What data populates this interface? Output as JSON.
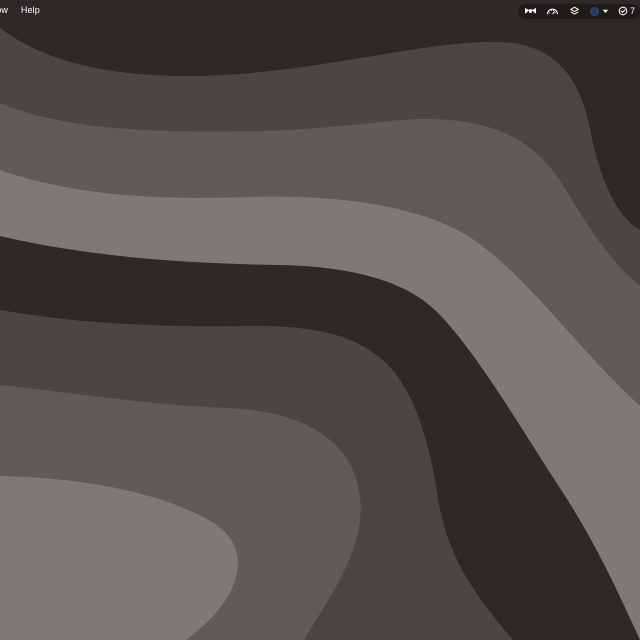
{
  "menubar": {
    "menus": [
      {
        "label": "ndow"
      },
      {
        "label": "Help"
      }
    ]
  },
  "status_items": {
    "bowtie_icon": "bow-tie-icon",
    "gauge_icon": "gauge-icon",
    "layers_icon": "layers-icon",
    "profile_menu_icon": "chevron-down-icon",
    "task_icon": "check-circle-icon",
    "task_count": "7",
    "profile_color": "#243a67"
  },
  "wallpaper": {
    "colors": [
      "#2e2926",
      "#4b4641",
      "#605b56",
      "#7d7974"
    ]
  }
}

==

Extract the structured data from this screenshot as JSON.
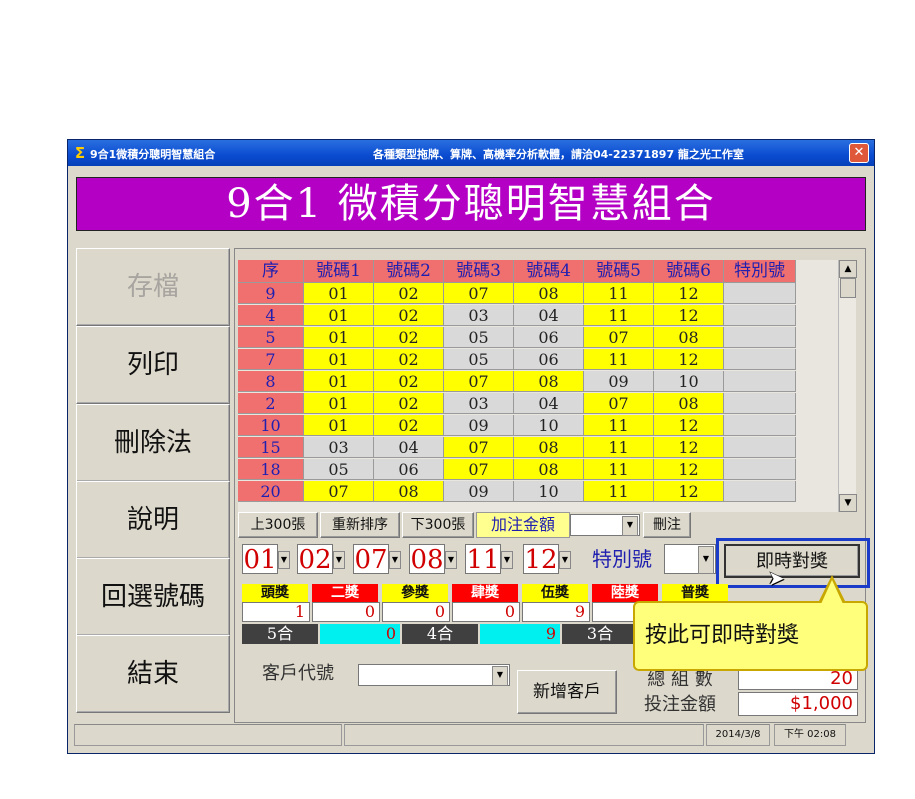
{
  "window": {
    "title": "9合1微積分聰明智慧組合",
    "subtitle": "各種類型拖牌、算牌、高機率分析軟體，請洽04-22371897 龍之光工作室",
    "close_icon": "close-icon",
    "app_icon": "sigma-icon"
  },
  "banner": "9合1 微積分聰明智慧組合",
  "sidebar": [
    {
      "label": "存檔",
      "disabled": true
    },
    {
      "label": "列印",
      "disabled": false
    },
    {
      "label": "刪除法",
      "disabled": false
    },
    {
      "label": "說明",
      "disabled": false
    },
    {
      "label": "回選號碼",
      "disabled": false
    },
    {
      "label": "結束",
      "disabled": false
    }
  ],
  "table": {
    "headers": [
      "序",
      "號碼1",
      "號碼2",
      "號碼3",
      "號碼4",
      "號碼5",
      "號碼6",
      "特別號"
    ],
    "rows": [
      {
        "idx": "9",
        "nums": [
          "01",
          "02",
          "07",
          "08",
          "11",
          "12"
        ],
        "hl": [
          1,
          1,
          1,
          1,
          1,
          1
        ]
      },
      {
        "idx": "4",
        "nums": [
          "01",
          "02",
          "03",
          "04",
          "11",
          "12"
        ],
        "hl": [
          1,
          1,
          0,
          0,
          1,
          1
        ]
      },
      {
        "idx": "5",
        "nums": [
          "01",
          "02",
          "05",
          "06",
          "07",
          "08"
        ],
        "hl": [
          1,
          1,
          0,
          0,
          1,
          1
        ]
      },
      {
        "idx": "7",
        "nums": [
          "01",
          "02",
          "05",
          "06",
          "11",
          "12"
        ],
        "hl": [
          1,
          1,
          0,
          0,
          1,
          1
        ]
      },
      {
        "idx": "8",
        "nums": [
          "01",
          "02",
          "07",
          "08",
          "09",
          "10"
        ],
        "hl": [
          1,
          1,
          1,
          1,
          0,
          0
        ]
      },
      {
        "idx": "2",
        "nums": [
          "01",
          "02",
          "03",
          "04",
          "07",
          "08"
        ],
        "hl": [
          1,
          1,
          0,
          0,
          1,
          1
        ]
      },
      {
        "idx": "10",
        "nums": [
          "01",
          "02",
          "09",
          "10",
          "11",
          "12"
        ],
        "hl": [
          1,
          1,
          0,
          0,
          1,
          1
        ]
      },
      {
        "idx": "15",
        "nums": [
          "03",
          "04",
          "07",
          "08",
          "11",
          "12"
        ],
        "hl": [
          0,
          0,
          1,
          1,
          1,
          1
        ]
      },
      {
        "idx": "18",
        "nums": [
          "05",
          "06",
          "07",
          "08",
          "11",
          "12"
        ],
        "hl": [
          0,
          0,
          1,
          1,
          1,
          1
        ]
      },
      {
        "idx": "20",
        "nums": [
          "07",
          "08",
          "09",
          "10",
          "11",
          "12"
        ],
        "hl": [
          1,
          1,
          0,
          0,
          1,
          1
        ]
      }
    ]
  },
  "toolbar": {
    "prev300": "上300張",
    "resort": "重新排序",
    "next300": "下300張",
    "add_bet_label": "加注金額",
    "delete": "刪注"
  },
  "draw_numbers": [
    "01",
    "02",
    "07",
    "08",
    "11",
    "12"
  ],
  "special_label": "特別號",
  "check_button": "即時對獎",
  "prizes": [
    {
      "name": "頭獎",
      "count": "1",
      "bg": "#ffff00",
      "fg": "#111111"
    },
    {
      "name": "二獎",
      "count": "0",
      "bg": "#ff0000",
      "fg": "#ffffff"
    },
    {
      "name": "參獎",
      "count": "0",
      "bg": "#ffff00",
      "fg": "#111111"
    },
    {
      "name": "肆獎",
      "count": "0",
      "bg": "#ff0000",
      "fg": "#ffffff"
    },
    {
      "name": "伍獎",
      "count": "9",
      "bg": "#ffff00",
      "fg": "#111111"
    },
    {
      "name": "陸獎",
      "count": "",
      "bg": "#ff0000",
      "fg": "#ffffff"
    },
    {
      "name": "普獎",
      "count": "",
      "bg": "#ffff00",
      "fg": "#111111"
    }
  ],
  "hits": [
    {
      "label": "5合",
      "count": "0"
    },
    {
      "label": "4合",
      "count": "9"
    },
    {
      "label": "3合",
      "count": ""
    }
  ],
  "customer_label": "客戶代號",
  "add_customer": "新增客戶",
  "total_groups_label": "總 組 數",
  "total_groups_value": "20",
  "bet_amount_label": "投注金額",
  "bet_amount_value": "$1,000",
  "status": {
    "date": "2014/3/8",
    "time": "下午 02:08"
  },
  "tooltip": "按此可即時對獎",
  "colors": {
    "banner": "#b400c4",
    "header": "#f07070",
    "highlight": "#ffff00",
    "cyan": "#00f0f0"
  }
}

...

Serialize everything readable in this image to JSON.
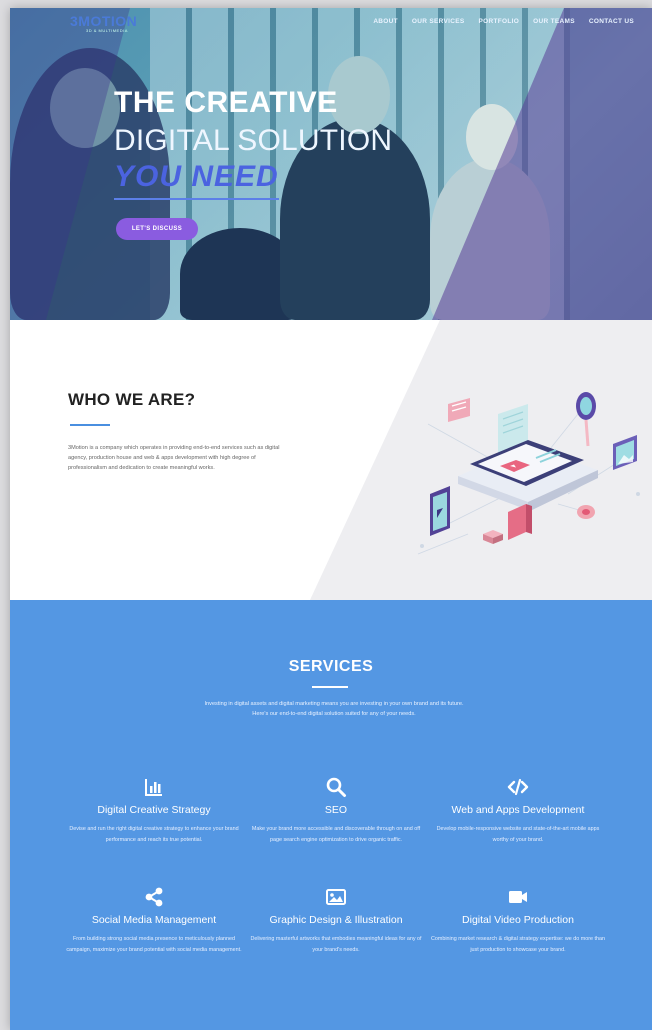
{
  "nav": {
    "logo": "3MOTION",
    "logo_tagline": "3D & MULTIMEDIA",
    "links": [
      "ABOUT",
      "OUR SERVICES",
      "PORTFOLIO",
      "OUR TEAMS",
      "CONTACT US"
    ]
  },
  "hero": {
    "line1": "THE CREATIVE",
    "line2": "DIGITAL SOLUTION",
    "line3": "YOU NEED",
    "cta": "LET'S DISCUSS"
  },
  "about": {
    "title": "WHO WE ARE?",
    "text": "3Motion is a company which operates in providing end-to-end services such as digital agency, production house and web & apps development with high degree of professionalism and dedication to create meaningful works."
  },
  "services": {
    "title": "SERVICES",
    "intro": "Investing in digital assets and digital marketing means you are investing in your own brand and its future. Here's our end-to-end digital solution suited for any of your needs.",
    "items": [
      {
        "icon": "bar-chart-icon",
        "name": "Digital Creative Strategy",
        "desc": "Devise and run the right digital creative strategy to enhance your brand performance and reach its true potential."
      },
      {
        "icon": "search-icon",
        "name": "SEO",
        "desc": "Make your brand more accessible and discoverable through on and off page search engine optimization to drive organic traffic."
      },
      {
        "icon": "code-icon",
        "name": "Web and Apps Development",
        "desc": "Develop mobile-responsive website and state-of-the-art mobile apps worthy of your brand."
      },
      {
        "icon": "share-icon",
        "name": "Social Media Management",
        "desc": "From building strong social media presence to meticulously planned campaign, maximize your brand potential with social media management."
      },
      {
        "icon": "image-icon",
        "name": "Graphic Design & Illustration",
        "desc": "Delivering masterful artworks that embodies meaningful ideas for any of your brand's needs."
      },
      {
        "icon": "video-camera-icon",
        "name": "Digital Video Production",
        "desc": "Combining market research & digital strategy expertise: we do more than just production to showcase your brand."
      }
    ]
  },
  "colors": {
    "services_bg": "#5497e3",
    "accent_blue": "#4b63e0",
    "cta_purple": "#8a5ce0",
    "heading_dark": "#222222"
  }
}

§ **INSTRUCTIONS TO FOLLOW**
Wherever the word "more" occurs in a line of the listing, copy that line.

§ **ANSWER TO THE PROBLEM**
        "desc": "Make your brand more accessible and discoverable through on and off page search engine optimization to drive organic traffic."
        "desc": "Combining market research & digital strategy expertise: we do more than just production to showcase your brand."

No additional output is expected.